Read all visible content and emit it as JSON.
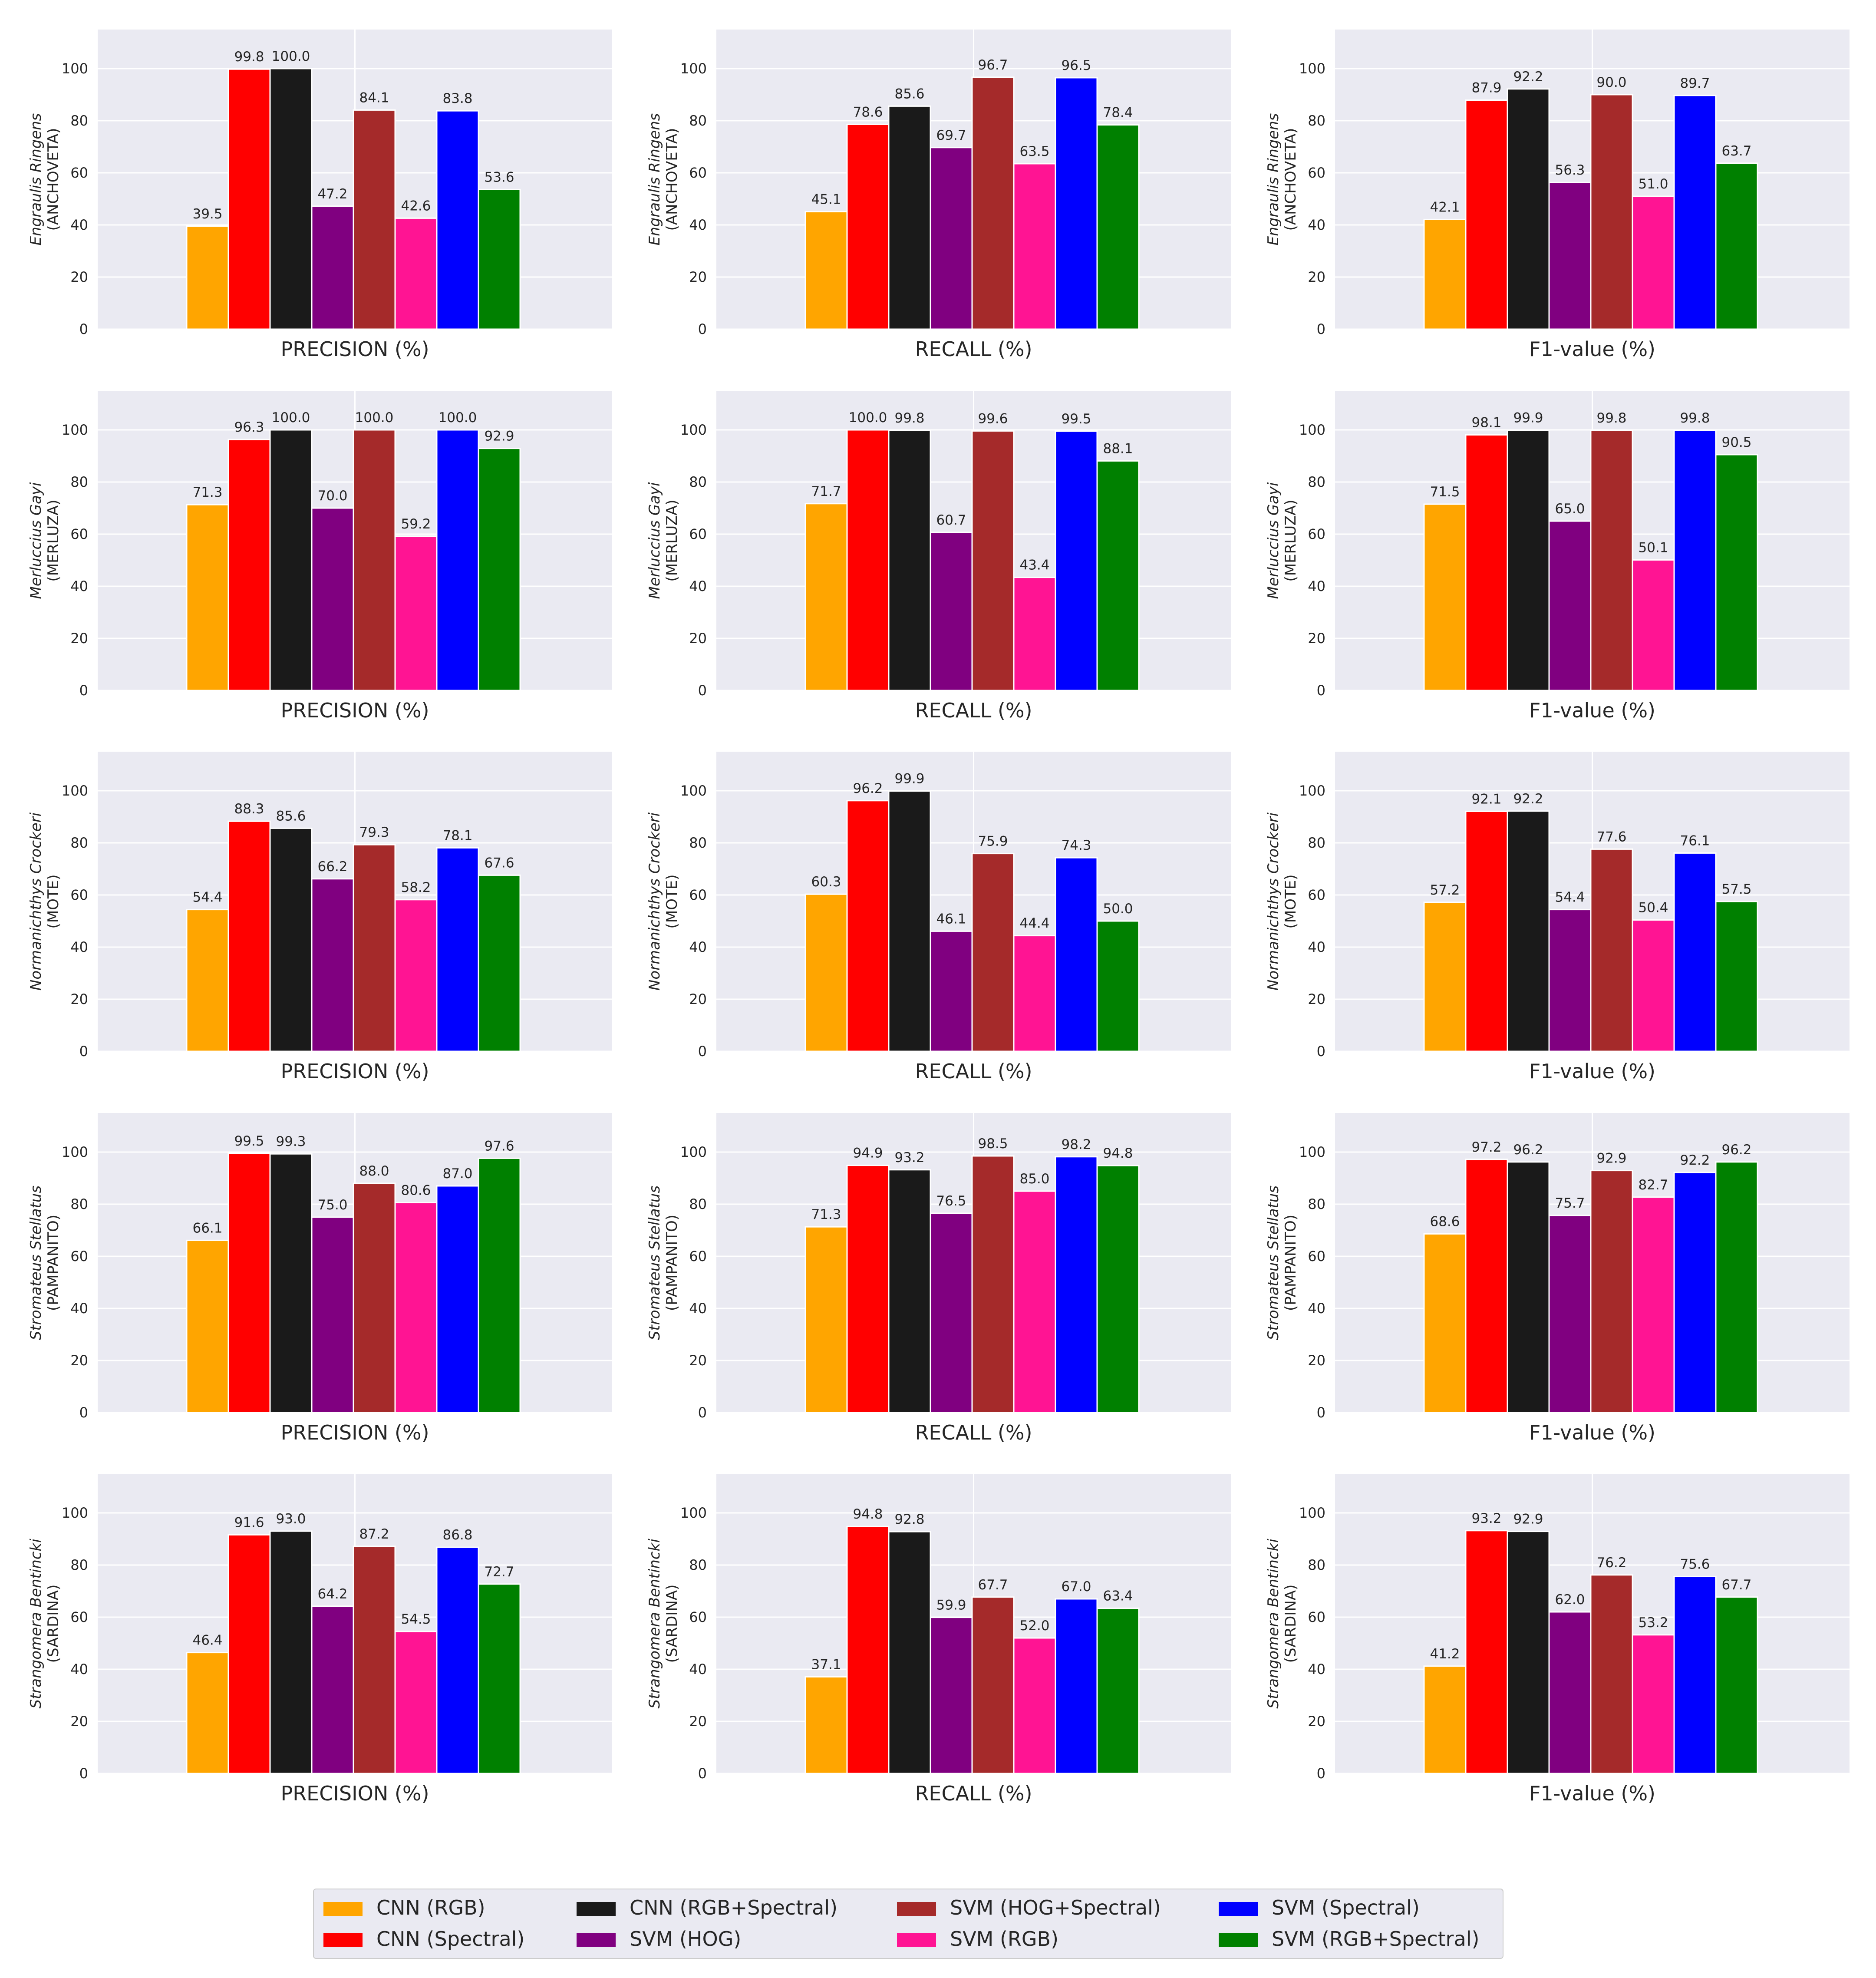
{
  "figure": {
    "series": [
      {
        "name": "CNN (RGB)",
        "color": "#FFA500"
      },
      {
        "name": "CNN (Spectral)",
        "color": "#FF0000"
      },
      {
        "name": "CNN (RGB+Spectral)",
        "color": "#1A1A1A"
      },
      {
        "name": "SVM (HOG)",
        "color": "#800080"
      },
      {
        "name": "SVM (HOG+Spectral)",
        "color": "#A52A2A"
      },
      {
        "name": "SVM (RGB)",
        "color": "#FF1493"
      },
      {
        "name": "SVM (Spectral)",
        "color": "#0000FF"
      },
      {
        "name": "SVM (RGB+Spectral)",
        "color": "#008000"
      }
    ],
    "legend_placement": "bottom-center",
    "legend_columns": 4,
    "background_color": "#EAEAF2",
    "grid": true
  },
  "chart_data": [
    {
      "type": "bar",
      "row": 0,
      "col": 0,
      "ylabel_species": "Engraulis Ringens",
      "ylabel_common": "(ANCHOVETA)",
      "xlabel": "PRECISION (%)",
      "ylim": [
        0,
        115
      ],
      "yticks": [
        0,
        20,
        40,
        60,
        80,
        100
      ],
      "values": [
        39.5,
        99.8,
        100.0,
        47.2,
        84.1,
        42.6,
        83.8,
        53.6
      ],
      "labels": [
        "39.5",
        "99.8",
        "100.0",
        "47.2",
        "84.1",
        "42.6",
        "83.8",
        "53.6"
      ]
    },
    {
      "type": "bar",
      "row": 0,
      "col": 1,
      "ylabel_species": "Engraulis Ringens",
      "ylabel_common": "(ANCHOVETA)",
      "xlabel": "RECALL (%)",
      "ylim": [
        0,
        115
      ],
      "yticks": [
        0,
        20,
        40,
        60,
        80,
        100
      ],
      "values": [
        45.1,
        78.6,
        85.6,
        69.7,
        96.7,
        63.5,
        96.5,
        78.4
      ],
      "labels": [
        "45.1",
        "78.6",
        "85.6",
        "69.7",
        "96.7",
        "63.5",
        "96.5",
        "78.4"
      ]
    },
    {
      "type": "bar",
      "row": 0,
      "col": 2,
      "ylabel_species": "Engraulis Ringens",
      "ylabel_common": "(ANCHOVETA)",
      "xlabel": "F1-value (%)",
      "ylim": [
        0,
        115
      ],
      "yticks": [
        0,
        20,
        40,
        60,
        80,
        100
      ],
      "values": [
        42.1,
        87.9,
        92.2,
        56.3,
        90.0,
        51.0,
        89.7,
        63.7
      ],
      "labels": [
        "42.1",
        "87.9",
        "92.2",
        "56.3",
        "90.0",
        "51.0",
        "89.7",
        "63.7"
      ]
    },
    {
      "type": "bar",
      "row": 1,
      "col": 0,
      "ylabel_species": "Merluccius Gayi",
      "ylabel_common": "(MERLUZA)",
      "xlabel": "PRECISION (%)",
      "ylim": [
        0,
        115
      ],
      "yticks": [
        0,
        20,
        40,
        60,
        80,
        100
      ],
      "values": [
        71.3,
        96.3,
        100.0,
        70.0,
        100.0,
        59.2,
        100.0,
        92.9
      ],
      "labels": [
        "71.3",
        "96.3",
        "100.0",
        "70.0",
        "100.0",
        "59.2",
        "100.0",
        "92.9"
      ]
    },
    {
      "type": "bar",
      "row": 1,
      "col": 1,
      "ylabel_species": "Merluccius Gayi",
      "ylabel_common": "(MERLUZA)",
      "xlabel": "RECALL (%)",
      "ylim": [
        0,
        115
      ],
      "yticks": [
        0,
        20,
        40,
        60,
        80,
        100
      ],
      "values": [
        71.7,
        100.0,
        99.8,
        60.7,
        99.6,
        43.4,
        99.5,
        88.1
      ],
      "labels": [
        "71.7",
        "100.0",
        "99.8",
        "60.7",
        "99.6",
        "43.4",
        "99.5",
        "88.1"
      ]
    },
    {
      "type": "bar",
      "row": 1,
      "col": 2,
      "ylabel_species": "Merluccius Gayi",
      "ylabel_common": "(MERLUZA)",
      "xlabel": "F1-value (%)",
      "ylim": [
        0,
        115
      ],
      "yticks": [
        0,
        20,
        40,
        60,
        80,
        100
      ],
      "values": [
        71.5,
        98.1,
        99.9,
        65.0,
        99.8,
        50.1,
        99.8,
        90.5
      ],
      "labels": [
        "71.5",
        "98.1",
        "99.9",
        "65.0",
        "99.8",
        "50.1",
        "99.8",
        "90.5"
      ]
    },
    {
      "type": "bar",
      "row": 2,
      "col": 0,
      "ylabel_species": "Normanichthys Crockeri",
      "ylabel_common": "(MOTE)",
      "xlabel": "PRECISION (%)",
      "ylim": [
        0,
        115
      ],
      "yticks": [
        0,
        20,
        40,
        60,
        80,
        100
      ],
      "values": [
        54.4,
        88.3,
        85.6,
        66.2,
        79.3,
        58.2,
        78.1,
        67.6
      ],
      "labels": [
        "54.4",
        "88.3",
        "85.6",
        "66.2",
        "79.3",
        "58.2",
        "78.1",
        "67.6"
      ]
    },
    {
      "type": "bar",
      "row": 2,
      "col": 1,
      "ylabel_species": "Normanichthys Crockeri",
      "ylabel_common": "(MOTE)",
      "xlabel": "RECALL (%)",
      "ylim": [
        0,
        115
      ],
      "yticks": [
        0,
        20,
        40,
        60,
        80,
        100
      ],
      "values": [
        60.3,
        96.2,
        99.9,
        46.1,
        75.9,
        44.4,
        74.3,
        50.0
      ],
      "labels": [
        "60.3",
        "96.2",
        "99.9",
        "46.1",
        "75.9",
        "44.4",
        "74.3",
        "50.0"
      ]
    },
    {
      "type": "bar",
      "row": 2,
      "col": 2,
      "ylabel_species": "Normanichthys Crockeri",
      "ylabel_common": "(MOTE)",
      "xlabel": "F1-value (%)",
      "ylim": [
        0,
        115
      ],
      "yticks": [
        0,
        20,
        40,
        60,
        80,
        100
      ],
      "values": [
        57.2,
        92.1,
        92.2,
        54.4,
        77.6,
        50.4,
        76.1,
        57.5
      ],
      "labels": [
        "57.2",
        "92.1",
        "92.2",
        "54.4",
        "77.6",
        "50.4",
        "76.1",
        "57.5"
      ]
    },
    {
      "type": "bar",
      "row": 3,
      "col": 0,
      "ylabel_species": "Stromateus Stellatus",
      "ylabel_common": "(PAMPANITO)",
      "xlabel": "PRECISION (%)",
      "ylim": [
        0,
        115
      ],
      "yticks": [
        0,
        20,
        40,
        60,
        80,
        100
      ],
      "values": [
        66.1,
        99.5,
        99.3,
        75.0,
        88.0,
        80.6,
        87.0,
        97.6
      ],
      "labels": [
        "66.1",
        "99.5",
        "99.3",
        "75.0",
        "88.0",
        "80.6",
        "87.0",
        "97.6"
      ]
    },
    {
      "type": "bar",
      "row": 3,
      "col": 1,
      "ylabel_species": "Stromateus Stellatus",
      "ylabel_common": "(PAMPANITO)",
      "xlabel": "RECALL (%)",
      "ylim": [
        0,
        115
      ],
      "yticks": [
        0,
        20,
        40,
        60,
        80,
        100
      ],
      "values": [
        71.3,
        94.9,
        93.2,
        76.5,
        98.5,
        85.0,
        98.2,
        94.8
      ],
      "labels": [
        "71.3",
        "94.9",
        "93.2",
        "76.5",
        "98.5",
        "85.0",
        "98.2",
        "94.8"
      ]
    },
    {
      "type": "bar",
      "row": 3,
      "col": 2,
      "ylabel_species": "Stromateus Stellatus",
      "ylabel_common": "(PAMPANITO)",
      "xlabel": "F1-value (%)",
      "ylim": [
        0,
        115
      ],
      "yticks": [
        0,
        20,
        40,
        60,
        80,
        100
      ],
      "values": [
        68.6,
        97.2,
        96.2,
        75.7,
        92.9,
        82.7,
        92.2,
        96.2
      ],
      "labels": [
        "68.6",
        "97.2",
        "96.2",
        "75.7",
        "92.9",
        "82.7",
        "92.2",
        "96.2"
      ]
    },
    {
      "type": "bar",
      "row": 4,
      "col": 0,
      "ylabel_species": "Strangomera Bentincki",
      "ylabel_common": "(SARDINA)",
      "xlabel": "PRECISION (%)",
      "ylim": [
        0,
        115
      ],
      "yticks": [
        0,
        20,
        40,
        60,
        80,
        100
      ],
      "values": [
        46.4,
        91.6,
        93.0,
        64.2,
        87.2,
        54.5,
        86.8,
        72.7
      ],
      "labels": [
        "46.4",
        "91.6",
        "93.0",
        "64.2",
        "87.2",
        "54.5",
        "86.8",
        "72.7"
      ]
    },
    {
      "type": "bar",
      "row": 4,
      "col": 1,
      "ylabel_species": "Strangomera Bentincki",
      "ylabel_common": "(SARDINA)",
      "xlabel": "RECALL (%)",
      "ylim": [
        0,
        115
      ],
      "yticks": [
        0,
        20,
        40,
        60,
        80,
        100
      ],
      "values": [
        37.1,
        94.8,
        92.8,
        59.9,
        67.7,
        52.0,
        67.0,
        63.4
      ],
      "labels": [
        "37.1",
        "94.8",
        "92.8",
        "59.9",
        "67.7",
        "52.0",
        "67.0",
        "63.4"
      ]
    },
    {
      "type": "bar",
      "row": 4,
      "col": 2,
      "ylabel_species": "Strangomera Bentincki",
      "ylabel_common": "(SARDINA)",
      "xlabel": "F1-value (%)",
      "ylim": [
        0,
        115
      ],
      "yticks": [
        0,
        20,
        40,
        60,
        80,
        100
      ],
      "values": [
        41.2,
        93.2,
        92.9,
        62.0,
        76.2,
        53.2,
        75.6,
        67.7
      ],
      "labels": [
        "41.2",
        "93.2",
        "92.9",
        "62.0",
        "76.2",
        "53.2",
        "75.6",
        "67.7"
      ]
    }
  ]
}
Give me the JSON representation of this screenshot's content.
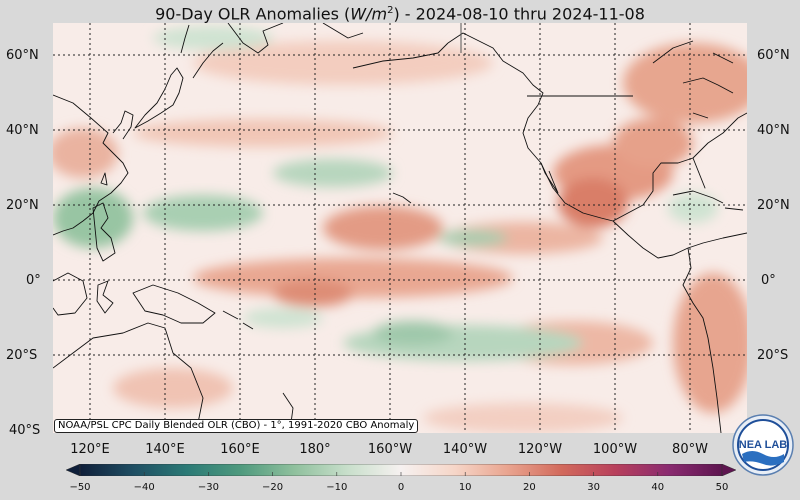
□ □ □
What is needed »
State how many lines of the records above contain "name", with no words besides the number.

The result »
8